— Begin DATA EXTRACT —
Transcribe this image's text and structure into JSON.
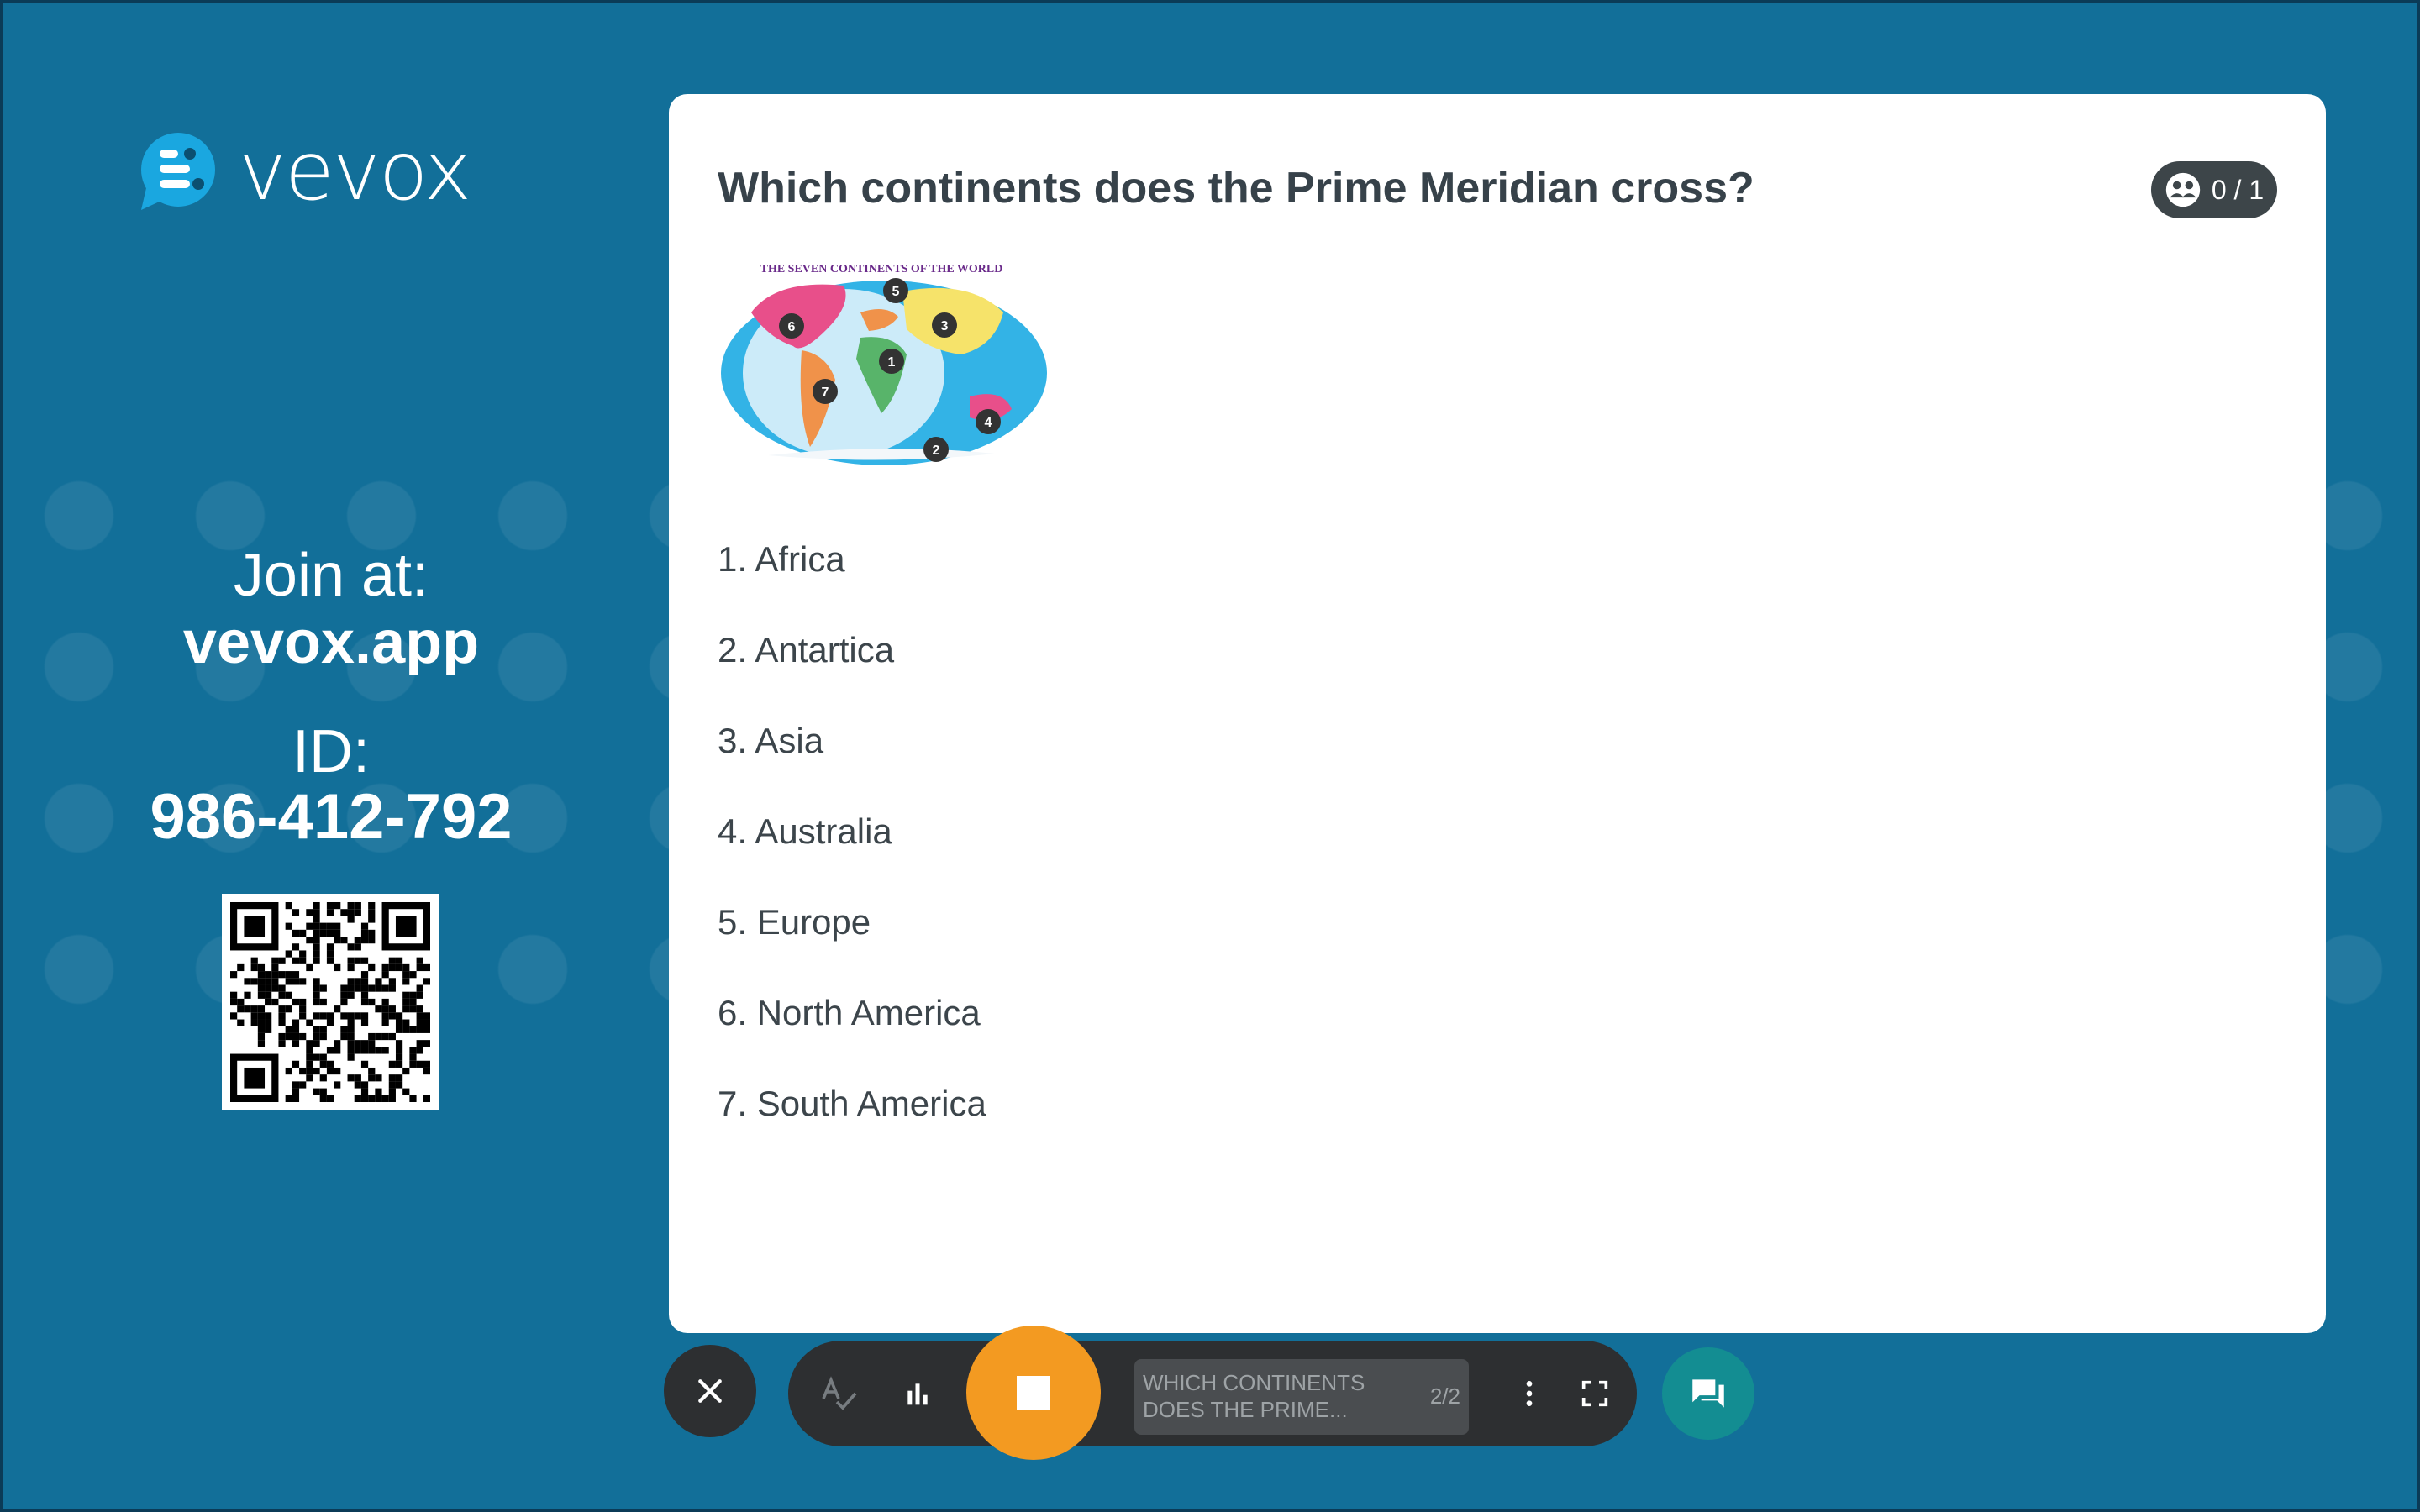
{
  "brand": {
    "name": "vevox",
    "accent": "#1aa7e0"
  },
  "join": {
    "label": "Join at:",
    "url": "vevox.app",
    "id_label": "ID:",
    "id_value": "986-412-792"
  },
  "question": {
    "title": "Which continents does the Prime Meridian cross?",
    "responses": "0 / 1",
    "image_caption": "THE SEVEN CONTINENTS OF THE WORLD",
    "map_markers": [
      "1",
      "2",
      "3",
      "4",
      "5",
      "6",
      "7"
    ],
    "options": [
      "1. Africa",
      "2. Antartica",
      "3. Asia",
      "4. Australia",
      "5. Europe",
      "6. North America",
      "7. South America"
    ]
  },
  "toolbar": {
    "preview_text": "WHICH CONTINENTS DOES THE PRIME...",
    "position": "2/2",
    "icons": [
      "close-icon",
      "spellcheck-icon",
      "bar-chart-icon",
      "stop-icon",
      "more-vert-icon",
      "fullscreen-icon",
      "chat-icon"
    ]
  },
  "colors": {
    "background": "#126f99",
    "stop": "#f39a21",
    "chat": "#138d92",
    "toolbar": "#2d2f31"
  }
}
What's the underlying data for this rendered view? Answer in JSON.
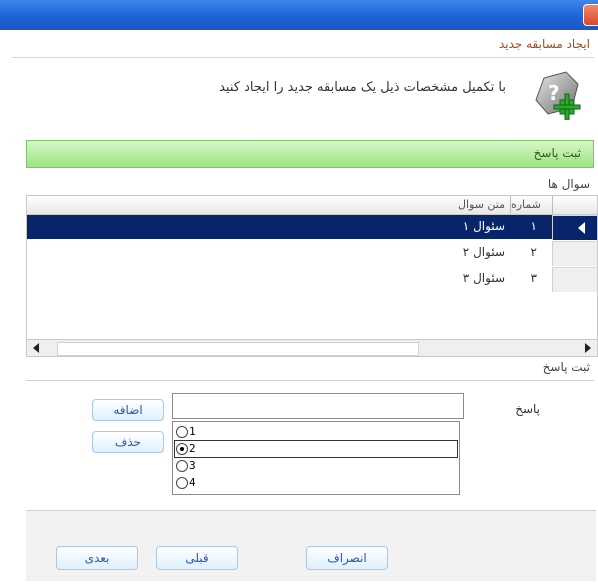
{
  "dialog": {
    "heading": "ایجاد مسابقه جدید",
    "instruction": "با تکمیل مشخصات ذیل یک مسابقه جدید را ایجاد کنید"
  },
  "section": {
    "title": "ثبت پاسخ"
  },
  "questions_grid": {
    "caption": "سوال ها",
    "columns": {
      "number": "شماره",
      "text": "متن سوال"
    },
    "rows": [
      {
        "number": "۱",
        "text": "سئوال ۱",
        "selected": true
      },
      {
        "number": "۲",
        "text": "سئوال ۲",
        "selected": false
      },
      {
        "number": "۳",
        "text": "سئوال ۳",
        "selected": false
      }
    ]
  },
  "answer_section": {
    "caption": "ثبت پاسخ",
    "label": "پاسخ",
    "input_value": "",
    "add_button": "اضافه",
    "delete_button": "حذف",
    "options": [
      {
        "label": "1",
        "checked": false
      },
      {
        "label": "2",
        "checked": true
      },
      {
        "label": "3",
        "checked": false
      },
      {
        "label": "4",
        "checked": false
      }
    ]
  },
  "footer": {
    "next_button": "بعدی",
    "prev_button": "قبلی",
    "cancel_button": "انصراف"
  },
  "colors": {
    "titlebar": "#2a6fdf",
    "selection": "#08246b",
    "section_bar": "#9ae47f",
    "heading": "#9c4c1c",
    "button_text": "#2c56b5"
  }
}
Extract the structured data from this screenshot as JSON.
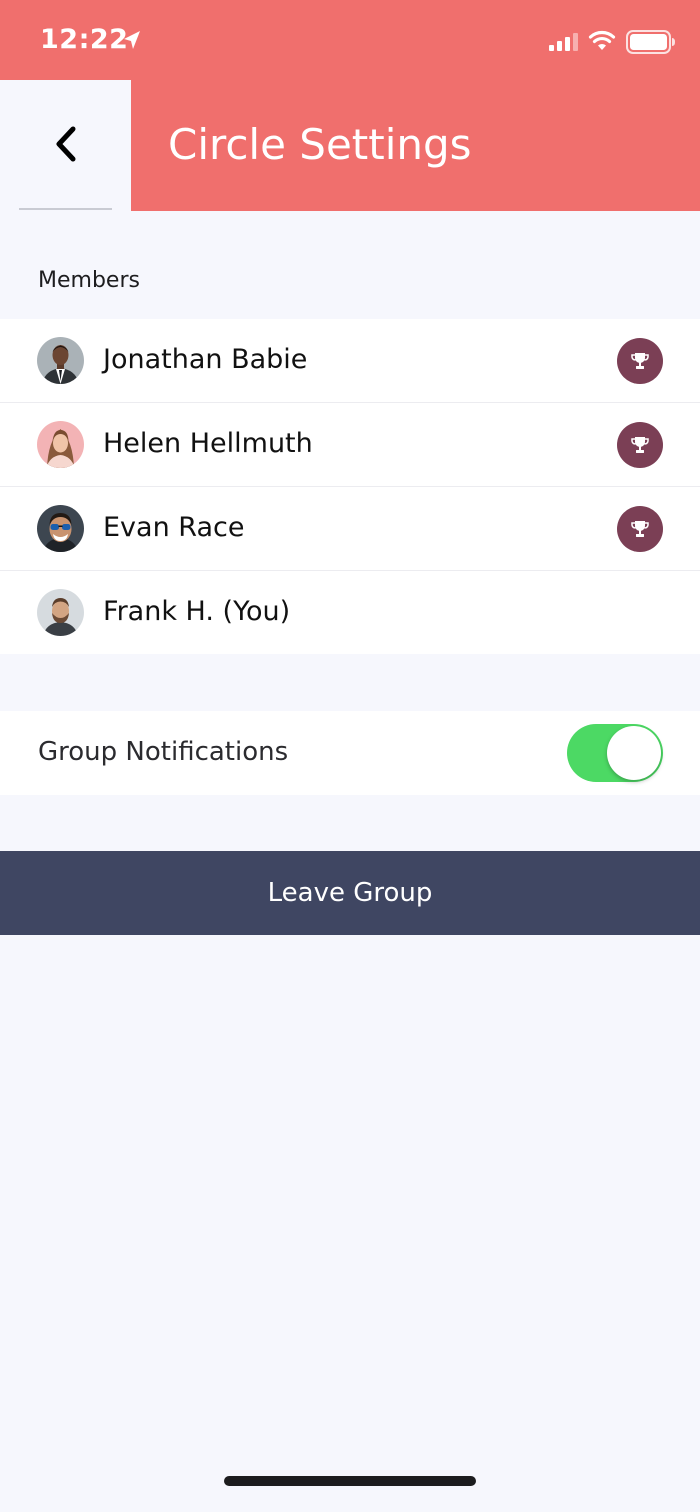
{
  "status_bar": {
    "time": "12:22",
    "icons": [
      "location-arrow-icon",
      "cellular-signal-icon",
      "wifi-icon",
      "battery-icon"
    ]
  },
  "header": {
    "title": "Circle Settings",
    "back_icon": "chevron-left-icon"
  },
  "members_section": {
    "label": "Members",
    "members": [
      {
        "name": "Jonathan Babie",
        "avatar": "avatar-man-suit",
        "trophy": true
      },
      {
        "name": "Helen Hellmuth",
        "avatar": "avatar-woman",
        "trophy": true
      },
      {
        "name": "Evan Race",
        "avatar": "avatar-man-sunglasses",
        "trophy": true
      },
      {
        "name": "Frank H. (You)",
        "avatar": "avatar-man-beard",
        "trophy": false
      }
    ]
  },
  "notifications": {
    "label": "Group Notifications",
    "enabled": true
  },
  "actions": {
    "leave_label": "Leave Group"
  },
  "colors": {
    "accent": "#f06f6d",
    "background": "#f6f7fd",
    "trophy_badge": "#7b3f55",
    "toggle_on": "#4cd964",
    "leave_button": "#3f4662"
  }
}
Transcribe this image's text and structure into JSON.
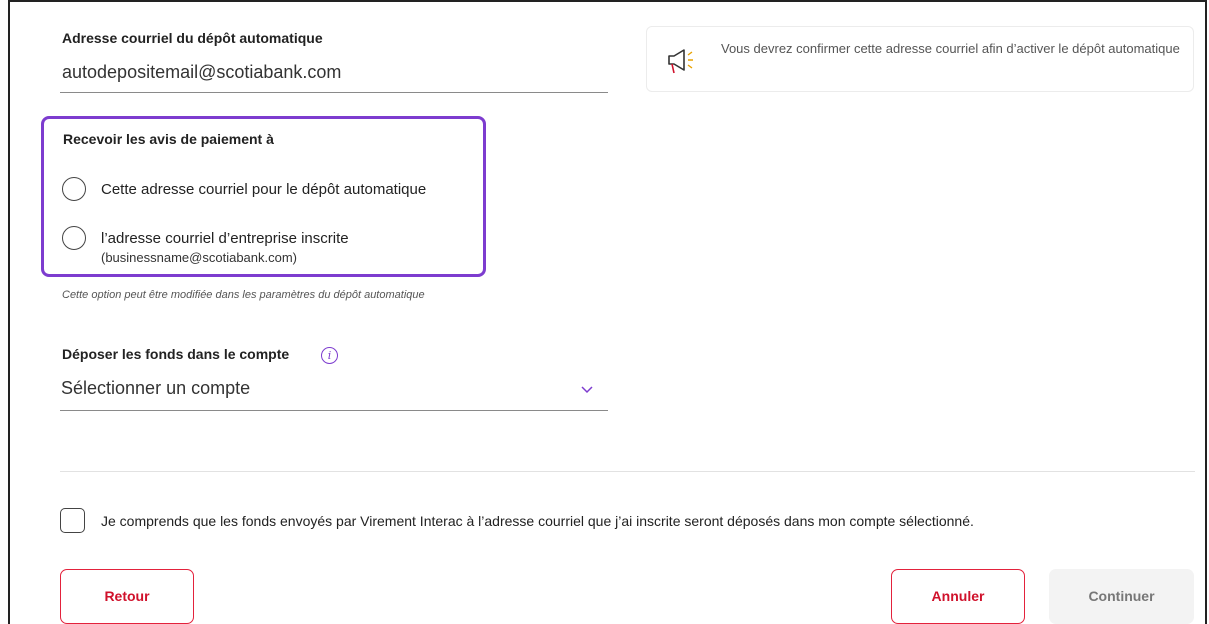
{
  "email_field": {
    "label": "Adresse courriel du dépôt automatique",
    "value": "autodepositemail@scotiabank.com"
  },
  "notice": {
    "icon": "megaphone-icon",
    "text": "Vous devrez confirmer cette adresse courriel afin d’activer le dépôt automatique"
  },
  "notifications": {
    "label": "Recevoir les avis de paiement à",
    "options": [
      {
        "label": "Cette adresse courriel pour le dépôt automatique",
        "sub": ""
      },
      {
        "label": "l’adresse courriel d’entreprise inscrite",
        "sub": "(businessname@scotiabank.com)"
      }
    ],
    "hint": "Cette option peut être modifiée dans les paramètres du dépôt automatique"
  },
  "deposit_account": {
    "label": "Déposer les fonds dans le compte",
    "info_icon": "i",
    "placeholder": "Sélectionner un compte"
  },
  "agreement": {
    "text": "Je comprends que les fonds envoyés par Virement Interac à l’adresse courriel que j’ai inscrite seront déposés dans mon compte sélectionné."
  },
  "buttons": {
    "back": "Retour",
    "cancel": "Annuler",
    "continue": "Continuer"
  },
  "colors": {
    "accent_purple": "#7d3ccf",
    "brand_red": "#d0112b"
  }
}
— End DATA EXTRACT —
State the count of lines above containing the string "جدید", and add nothing to it.

2